#### [INPUT MATERIAL]

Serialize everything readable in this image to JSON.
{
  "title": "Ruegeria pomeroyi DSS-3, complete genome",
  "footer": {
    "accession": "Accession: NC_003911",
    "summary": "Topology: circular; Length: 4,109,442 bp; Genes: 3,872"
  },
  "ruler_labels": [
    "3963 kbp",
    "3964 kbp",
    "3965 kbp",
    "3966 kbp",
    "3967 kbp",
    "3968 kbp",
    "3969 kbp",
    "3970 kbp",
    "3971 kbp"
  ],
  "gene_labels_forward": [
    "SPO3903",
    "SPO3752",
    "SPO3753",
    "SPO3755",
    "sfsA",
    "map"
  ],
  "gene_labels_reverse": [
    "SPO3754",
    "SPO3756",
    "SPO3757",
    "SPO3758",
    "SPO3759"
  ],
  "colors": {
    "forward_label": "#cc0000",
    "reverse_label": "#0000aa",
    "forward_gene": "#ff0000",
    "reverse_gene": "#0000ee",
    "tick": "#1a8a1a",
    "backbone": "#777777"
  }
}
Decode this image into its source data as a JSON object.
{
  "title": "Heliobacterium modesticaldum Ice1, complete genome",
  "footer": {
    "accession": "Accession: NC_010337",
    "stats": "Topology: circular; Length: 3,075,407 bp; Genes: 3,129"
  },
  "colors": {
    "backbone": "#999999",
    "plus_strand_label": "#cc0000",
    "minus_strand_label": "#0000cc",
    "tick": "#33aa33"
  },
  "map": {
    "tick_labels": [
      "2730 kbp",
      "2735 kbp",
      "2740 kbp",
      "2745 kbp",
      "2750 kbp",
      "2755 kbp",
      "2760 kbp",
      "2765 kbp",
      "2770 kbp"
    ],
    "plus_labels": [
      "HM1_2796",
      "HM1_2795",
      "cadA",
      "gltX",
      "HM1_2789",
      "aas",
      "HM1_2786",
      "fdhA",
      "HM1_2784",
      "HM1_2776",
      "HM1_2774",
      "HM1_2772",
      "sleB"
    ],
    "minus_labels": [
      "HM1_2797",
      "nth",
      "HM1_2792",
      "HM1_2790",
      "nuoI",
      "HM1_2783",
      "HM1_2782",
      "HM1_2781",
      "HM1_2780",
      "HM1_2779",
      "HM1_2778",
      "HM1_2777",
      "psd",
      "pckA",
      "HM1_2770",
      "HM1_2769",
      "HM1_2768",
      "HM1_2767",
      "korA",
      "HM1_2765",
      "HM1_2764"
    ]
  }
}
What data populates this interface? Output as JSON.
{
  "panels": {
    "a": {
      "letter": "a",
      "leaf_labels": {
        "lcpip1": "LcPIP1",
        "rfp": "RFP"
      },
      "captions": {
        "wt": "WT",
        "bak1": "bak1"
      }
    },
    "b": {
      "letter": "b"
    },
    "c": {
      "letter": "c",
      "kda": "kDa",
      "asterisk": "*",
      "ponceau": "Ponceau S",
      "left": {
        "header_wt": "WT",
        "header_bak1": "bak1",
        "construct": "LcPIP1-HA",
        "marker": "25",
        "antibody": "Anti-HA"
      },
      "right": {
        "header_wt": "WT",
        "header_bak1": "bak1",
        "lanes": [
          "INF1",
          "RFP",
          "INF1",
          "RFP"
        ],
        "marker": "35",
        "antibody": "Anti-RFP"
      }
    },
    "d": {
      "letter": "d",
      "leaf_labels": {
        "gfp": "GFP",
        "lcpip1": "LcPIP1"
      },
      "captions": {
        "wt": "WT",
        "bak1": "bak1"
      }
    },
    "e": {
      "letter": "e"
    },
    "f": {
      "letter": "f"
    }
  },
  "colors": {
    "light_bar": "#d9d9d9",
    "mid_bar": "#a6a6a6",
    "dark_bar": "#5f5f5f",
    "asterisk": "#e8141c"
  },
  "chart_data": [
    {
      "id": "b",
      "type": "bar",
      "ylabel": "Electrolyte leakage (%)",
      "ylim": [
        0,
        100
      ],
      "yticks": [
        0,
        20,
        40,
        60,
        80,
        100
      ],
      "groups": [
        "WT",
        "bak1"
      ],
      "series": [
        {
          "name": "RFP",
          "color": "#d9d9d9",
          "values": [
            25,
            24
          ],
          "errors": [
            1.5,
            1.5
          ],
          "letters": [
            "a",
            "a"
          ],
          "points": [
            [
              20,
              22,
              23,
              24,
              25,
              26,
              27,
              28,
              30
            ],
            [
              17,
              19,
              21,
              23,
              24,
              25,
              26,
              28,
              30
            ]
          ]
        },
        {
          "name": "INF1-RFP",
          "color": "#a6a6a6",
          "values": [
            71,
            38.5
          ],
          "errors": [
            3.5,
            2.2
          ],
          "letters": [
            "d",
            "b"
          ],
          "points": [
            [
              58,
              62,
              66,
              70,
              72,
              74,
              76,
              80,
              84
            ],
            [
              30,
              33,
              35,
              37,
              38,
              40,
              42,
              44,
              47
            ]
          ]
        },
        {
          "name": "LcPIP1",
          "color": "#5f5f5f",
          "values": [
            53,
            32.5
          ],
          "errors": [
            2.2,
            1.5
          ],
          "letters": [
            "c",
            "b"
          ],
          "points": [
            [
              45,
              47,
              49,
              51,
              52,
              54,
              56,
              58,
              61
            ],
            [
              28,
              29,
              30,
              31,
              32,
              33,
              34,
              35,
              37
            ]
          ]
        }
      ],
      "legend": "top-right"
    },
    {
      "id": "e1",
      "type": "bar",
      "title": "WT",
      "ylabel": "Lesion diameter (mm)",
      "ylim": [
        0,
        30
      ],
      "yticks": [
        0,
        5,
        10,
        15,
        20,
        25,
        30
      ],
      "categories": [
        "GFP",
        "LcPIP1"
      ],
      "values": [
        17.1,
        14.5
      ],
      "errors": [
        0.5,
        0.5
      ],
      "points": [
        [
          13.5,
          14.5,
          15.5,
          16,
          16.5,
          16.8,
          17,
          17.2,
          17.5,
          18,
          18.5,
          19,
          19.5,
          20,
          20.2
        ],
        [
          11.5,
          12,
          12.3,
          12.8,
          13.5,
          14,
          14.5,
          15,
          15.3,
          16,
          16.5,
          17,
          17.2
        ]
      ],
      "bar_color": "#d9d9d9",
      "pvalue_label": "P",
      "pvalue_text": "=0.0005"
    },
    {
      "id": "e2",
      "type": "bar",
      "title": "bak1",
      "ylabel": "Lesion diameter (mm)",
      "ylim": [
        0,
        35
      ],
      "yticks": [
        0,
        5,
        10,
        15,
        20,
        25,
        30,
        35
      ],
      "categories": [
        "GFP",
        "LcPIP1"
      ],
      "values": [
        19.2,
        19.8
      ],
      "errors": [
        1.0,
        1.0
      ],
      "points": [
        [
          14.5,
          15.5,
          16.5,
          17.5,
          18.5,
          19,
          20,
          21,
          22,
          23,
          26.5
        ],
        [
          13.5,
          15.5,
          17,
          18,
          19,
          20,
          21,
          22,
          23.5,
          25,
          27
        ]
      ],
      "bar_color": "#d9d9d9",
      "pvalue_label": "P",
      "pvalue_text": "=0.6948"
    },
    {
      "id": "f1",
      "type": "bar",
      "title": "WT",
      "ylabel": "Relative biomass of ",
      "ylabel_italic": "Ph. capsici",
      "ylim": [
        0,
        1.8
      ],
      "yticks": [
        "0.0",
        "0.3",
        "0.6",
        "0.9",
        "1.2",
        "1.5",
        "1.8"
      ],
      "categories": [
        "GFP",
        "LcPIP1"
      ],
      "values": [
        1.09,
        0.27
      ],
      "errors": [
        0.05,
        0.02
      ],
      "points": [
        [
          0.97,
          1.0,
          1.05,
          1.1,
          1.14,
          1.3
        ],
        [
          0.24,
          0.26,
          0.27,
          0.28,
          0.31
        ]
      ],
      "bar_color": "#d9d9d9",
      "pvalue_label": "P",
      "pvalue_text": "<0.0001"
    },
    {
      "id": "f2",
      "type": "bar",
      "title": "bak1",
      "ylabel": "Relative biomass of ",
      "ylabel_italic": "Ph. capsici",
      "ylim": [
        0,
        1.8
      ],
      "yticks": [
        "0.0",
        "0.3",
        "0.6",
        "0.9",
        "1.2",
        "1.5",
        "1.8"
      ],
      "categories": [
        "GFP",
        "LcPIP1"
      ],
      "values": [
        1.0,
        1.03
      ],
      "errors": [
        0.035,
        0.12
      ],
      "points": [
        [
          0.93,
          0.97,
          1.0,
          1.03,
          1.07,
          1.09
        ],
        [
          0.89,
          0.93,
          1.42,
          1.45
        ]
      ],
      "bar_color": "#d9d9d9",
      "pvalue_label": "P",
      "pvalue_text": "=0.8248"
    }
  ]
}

#### [YOUR GOAL]
Copy out each line of the listing that contains the word "Accession".

#### [WRITTEN SOLUTION]
    "accession": "Accession: NC_003911",
    "accession": "Accession: NC_010337",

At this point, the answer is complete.